• **Task goal**
Spot each line that carries the word "Субсидии"; copy those lines.

Stored records:
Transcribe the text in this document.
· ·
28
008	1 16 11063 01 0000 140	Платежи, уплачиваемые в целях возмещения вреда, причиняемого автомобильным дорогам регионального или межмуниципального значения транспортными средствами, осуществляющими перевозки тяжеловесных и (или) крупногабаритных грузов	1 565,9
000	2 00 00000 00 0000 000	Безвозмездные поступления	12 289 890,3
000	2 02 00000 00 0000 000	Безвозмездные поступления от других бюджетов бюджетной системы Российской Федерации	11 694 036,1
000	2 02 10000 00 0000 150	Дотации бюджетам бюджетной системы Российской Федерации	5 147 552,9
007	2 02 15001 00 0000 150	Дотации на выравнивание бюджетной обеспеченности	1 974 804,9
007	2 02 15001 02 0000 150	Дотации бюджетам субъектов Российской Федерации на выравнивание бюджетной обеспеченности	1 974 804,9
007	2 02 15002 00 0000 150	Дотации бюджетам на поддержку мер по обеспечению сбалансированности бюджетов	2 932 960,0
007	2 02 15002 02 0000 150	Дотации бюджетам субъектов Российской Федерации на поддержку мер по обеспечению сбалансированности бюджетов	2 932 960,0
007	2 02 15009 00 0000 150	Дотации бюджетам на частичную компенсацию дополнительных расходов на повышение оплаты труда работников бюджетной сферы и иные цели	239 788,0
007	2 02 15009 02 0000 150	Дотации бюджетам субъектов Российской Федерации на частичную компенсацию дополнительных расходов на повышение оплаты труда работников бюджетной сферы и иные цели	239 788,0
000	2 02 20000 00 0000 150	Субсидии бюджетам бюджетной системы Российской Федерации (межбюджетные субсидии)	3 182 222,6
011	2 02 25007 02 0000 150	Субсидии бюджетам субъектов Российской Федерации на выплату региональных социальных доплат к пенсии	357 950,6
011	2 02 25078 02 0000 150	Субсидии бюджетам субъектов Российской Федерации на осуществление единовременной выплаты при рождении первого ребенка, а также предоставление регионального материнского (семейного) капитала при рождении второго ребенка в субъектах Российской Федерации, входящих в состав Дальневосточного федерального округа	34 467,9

• **Output for this task**
000	2 02 20000 00 0000 150	Субсидии бюджетам бюджетной системы Российской Федерации (межбюджетные субсидии)	3 182 222,6
011	2 02 25007 02 0000 150	Субсидии бюджетам субъектов Российской Федерации на выплату региональных социальных доплат к пенсии	357 950,6
011	2 02 25078 02 0000 150	Субсидии бюджетам субъектов Российской Федерации на осуществление единовременной выплаты при рождении первого ребенка, а также предоставление регионального материнского (семейного) капитала при рождении второго ребенка в субъектах Российской Федерации, входящих в состав Дальневосточного федерального округа	34 467,9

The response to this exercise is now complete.